Stated task
Count the lines below that contain "延べ隻数". Give only the number.

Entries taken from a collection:
- - - - -

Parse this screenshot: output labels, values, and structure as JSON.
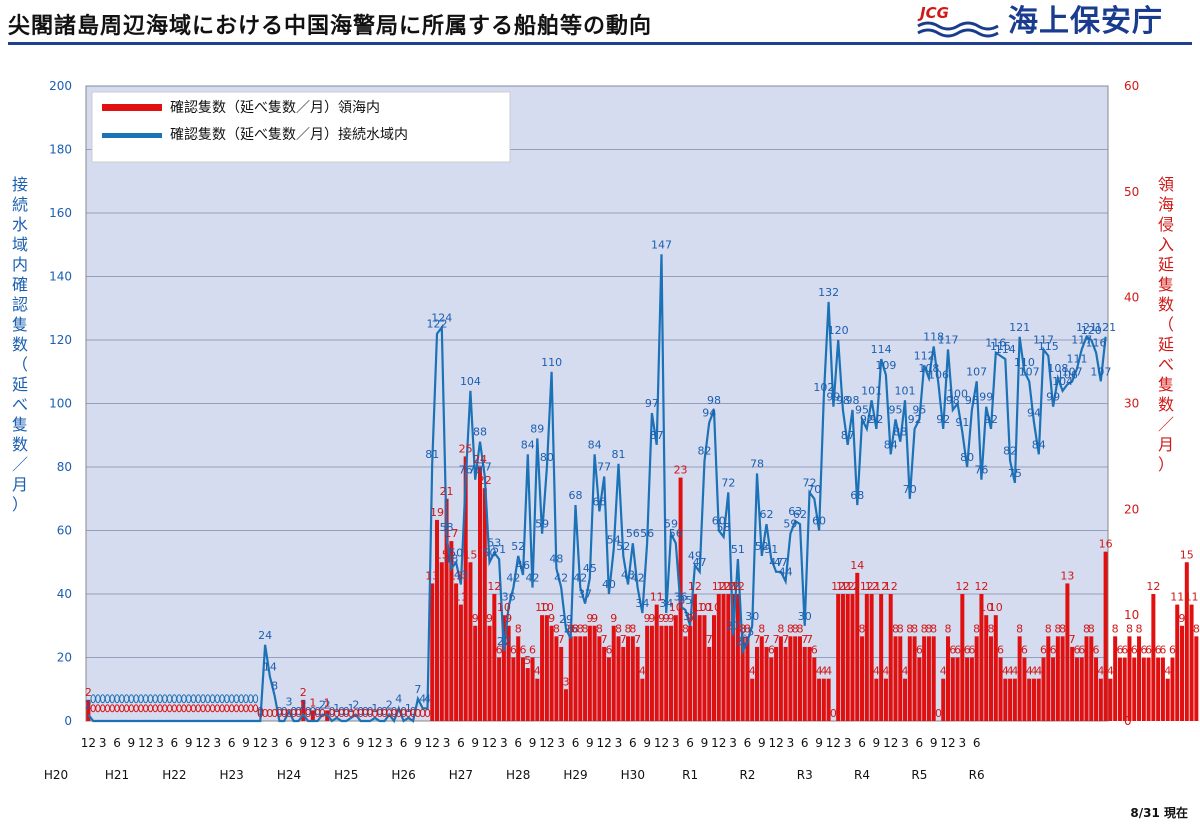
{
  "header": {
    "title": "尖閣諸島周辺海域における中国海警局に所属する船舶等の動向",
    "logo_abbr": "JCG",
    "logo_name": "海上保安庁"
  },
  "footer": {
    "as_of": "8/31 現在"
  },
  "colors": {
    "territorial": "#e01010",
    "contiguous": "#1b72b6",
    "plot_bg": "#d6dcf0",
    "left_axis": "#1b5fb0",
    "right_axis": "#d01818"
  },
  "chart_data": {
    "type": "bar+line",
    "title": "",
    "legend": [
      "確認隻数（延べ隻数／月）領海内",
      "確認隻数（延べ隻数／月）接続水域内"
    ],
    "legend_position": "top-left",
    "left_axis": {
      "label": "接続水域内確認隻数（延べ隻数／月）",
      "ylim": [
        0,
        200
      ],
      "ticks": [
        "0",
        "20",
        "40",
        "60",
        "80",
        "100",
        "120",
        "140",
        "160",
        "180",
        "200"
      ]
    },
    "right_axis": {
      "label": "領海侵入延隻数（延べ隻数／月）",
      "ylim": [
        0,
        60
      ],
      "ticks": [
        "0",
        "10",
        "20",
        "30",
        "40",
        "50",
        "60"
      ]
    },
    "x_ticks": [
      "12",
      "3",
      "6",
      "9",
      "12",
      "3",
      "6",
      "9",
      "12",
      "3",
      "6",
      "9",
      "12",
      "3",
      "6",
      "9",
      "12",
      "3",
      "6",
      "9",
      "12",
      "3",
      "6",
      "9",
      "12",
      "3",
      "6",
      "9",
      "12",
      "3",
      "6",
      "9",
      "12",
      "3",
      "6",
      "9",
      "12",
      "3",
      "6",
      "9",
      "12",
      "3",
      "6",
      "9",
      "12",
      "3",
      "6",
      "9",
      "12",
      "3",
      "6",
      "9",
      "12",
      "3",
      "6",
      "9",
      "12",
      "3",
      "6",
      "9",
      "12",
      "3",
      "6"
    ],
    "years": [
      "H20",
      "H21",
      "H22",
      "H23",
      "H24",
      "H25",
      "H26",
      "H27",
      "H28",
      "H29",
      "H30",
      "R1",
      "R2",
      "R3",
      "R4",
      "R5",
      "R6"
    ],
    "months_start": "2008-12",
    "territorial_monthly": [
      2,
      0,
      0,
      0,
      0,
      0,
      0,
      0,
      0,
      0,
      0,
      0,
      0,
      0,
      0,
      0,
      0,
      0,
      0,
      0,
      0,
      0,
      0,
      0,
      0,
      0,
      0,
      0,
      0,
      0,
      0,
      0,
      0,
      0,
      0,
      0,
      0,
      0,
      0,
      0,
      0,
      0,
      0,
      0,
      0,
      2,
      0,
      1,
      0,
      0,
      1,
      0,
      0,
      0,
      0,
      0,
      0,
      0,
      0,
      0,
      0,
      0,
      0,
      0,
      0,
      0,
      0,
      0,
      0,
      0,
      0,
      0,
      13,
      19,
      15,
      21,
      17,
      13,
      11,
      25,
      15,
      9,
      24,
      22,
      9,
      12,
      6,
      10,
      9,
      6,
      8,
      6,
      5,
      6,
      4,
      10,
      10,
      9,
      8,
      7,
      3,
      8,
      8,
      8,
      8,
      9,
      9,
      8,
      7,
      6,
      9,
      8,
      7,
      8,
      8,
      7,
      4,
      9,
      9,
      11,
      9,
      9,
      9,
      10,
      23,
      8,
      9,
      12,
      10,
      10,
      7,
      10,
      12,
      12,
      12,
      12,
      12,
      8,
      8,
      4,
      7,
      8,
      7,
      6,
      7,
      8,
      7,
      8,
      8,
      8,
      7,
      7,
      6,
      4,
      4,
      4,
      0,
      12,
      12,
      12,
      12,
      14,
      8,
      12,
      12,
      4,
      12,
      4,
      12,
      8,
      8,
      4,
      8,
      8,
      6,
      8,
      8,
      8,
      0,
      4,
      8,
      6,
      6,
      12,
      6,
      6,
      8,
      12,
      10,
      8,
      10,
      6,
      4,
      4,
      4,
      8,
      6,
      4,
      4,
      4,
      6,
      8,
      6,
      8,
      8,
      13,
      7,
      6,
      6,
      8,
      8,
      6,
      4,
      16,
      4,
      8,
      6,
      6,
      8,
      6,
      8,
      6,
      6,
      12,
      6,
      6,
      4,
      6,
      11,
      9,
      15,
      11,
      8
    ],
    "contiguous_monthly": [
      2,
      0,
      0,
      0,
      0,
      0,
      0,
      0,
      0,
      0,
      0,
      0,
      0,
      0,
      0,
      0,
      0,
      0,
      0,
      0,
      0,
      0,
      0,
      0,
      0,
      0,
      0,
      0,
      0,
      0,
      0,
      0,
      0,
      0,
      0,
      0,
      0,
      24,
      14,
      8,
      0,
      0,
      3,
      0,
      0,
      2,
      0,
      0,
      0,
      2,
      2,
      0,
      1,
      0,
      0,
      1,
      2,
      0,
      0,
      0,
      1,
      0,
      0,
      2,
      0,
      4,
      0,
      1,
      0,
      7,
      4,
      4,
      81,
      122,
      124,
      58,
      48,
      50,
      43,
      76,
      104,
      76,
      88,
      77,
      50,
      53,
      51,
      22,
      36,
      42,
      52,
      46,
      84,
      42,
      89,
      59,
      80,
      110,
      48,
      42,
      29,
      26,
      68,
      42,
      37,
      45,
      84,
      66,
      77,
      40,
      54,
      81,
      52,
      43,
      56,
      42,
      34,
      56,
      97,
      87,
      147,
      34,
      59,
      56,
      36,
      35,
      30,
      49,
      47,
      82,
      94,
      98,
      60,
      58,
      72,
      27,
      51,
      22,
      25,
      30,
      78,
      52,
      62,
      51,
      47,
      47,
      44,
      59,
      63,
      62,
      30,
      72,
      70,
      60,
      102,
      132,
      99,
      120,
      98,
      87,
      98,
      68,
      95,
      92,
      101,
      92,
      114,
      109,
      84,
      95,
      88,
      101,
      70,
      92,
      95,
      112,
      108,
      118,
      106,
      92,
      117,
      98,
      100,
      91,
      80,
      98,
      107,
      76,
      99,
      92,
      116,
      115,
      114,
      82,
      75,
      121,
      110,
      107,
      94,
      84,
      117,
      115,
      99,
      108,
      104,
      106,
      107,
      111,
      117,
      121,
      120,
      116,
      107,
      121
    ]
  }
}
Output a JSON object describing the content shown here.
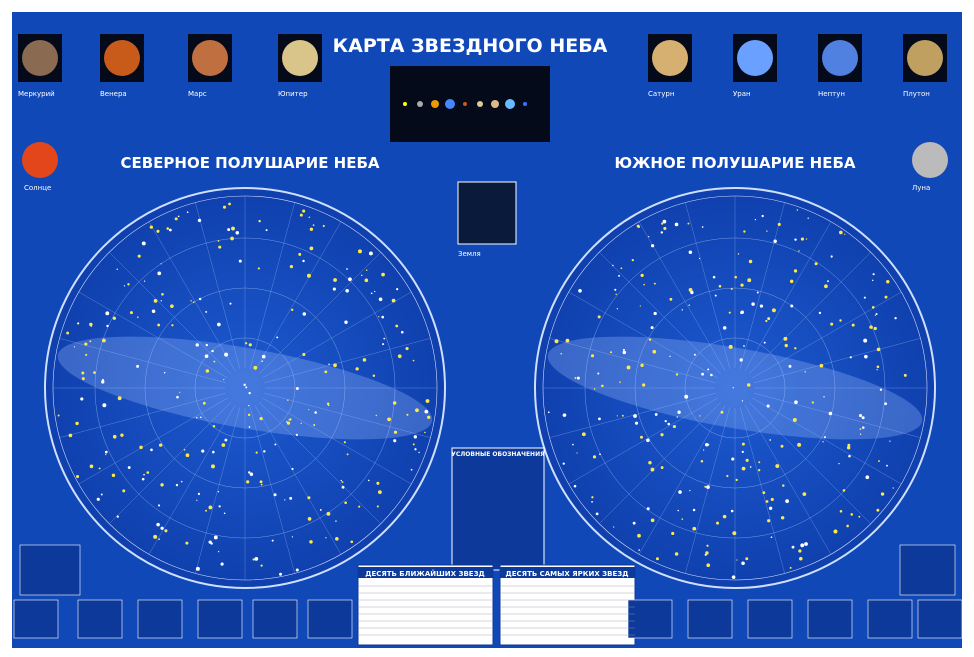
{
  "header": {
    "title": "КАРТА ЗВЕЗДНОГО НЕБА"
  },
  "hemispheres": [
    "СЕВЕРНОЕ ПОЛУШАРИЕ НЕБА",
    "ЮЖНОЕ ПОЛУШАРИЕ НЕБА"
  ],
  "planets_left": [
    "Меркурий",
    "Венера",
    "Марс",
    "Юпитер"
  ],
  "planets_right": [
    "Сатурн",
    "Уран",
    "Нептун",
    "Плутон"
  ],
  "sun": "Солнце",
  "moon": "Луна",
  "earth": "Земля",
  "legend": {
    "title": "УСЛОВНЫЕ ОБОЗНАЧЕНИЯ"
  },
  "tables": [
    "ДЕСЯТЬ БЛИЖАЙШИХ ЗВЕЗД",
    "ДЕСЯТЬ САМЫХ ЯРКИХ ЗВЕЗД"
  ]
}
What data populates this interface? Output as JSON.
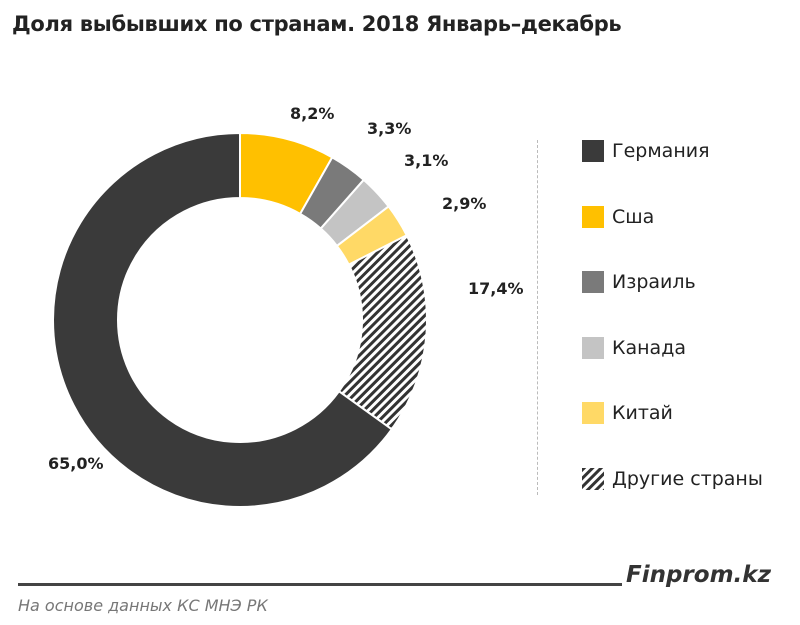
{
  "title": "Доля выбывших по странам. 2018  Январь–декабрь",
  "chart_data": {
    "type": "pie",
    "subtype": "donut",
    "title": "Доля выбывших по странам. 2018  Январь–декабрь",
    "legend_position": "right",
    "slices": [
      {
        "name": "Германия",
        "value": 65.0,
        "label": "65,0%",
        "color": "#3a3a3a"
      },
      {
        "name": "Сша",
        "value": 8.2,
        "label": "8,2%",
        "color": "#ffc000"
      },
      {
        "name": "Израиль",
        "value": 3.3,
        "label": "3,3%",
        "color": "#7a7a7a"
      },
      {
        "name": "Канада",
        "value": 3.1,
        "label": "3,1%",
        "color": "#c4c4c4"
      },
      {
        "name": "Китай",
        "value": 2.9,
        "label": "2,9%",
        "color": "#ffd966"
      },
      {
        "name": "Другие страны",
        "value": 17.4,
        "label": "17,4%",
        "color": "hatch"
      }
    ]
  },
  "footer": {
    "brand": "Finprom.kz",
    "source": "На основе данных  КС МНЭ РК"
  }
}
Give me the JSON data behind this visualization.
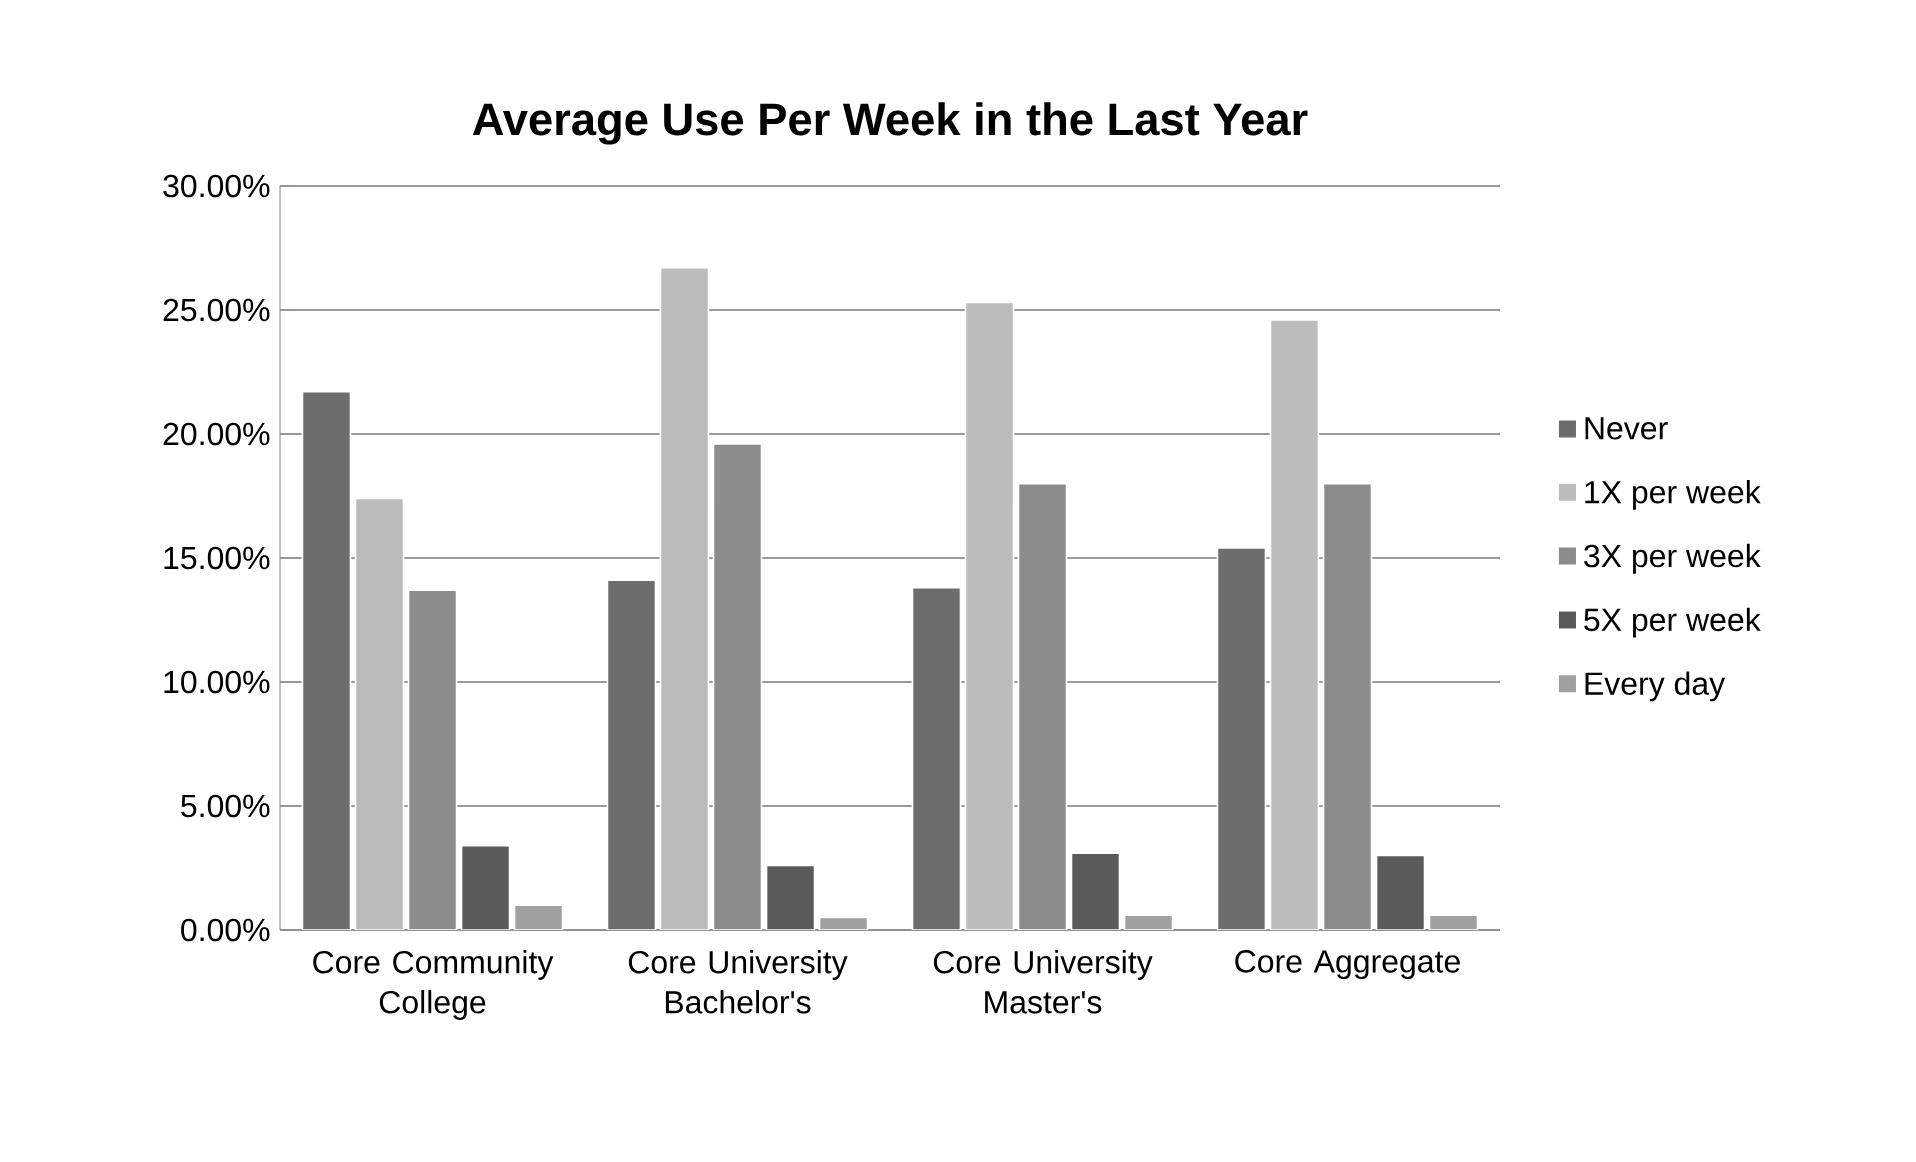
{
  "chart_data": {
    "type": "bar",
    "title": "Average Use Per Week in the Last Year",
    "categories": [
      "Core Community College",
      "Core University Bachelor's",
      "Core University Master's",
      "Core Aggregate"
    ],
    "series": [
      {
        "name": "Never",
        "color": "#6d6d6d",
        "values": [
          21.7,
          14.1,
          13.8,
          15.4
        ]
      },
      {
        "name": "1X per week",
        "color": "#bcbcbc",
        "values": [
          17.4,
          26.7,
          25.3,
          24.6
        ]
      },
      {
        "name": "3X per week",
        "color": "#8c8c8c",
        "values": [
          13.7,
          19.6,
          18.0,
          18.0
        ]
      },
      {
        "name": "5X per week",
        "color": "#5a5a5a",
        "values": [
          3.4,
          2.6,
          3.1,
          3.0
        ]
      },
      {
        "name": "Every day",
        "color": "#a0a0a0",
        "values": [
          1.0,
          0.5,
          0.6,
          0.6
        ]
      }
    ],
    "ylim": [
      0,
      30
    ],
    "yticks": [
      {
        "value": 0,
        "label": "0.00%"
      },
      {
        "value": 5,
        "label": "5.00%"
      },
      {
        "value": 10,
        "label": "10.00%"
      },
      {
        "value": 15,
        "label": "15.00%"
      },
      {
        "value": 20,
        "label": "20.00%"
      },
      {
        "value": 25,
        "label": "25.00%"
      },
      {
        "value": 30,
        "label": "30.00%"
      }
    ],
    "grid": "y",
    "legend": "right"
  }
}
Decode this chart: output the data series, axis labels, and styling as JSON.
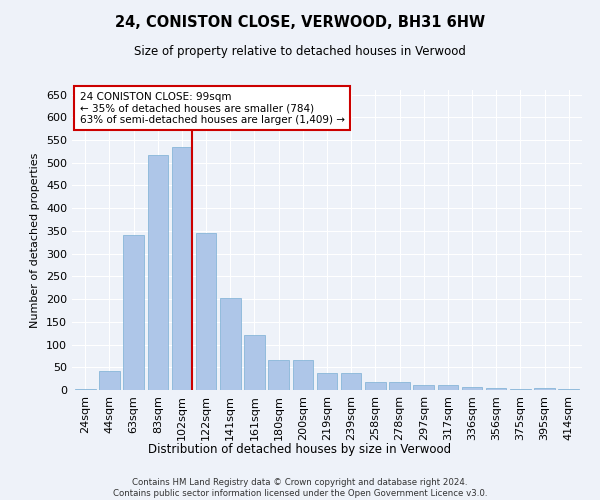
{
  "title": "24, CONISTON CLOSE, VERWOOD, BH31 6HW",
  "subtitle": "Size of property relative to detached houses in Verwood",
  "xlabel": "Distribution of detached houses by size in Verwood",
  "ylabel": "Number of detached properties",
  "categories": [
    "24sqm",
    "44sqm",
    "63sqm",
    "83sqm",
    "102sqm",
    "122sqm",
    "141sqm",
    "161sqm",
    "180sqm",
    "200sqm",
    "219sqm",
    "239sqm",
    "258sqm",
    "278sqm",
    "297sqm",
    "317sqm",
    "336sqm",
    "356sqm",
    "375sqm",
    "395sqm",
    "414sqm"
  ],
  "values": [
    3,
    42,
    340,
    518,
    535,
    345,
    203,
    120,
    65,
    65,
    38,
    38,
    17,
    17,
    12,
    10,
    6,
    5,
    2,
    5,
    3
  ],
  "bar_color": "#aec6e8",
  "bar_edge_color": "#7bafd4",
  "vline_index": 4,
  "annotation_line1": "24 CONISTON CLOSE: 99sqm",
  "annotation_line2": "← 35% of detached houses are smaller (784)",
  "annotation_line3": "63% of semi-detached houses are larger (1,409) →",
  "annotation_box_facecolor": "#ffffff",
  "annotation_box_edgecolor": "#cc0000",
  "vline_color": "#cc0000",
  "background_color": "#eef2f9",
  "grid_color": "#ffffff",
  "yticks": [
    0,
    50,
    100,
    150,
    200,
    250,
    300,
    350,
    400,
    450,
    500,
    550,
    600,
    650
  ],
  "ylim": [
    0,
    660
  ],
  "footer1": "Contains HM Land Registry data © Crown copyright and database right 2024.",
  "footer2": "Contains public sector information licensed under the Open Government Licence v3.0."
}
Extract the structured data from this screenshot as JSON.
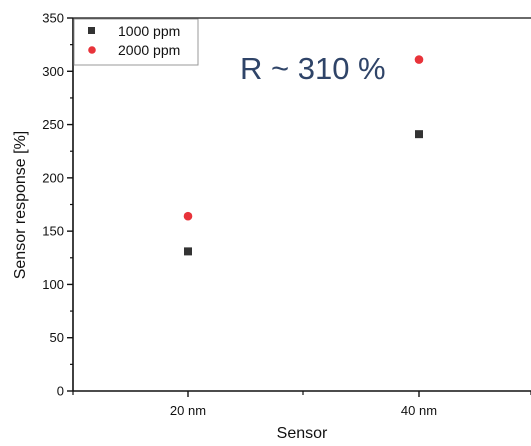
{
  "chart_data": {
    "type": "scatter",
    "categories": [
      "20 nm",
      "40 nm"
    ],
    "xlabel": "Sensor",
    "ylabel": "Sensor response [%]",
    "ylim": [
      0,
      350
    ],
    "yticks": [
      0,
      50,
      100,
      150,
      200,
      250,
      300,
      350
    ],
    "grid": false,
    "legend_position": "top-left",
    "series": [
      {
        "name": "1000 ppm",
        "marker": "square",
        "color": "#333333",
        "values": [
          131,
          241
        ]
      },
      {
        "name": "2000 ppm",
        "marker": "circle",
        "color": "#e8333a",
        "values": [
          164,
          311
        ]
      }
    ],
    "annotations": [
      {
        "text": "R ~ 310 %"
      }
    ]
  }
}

- - - - -

Solved exercise
4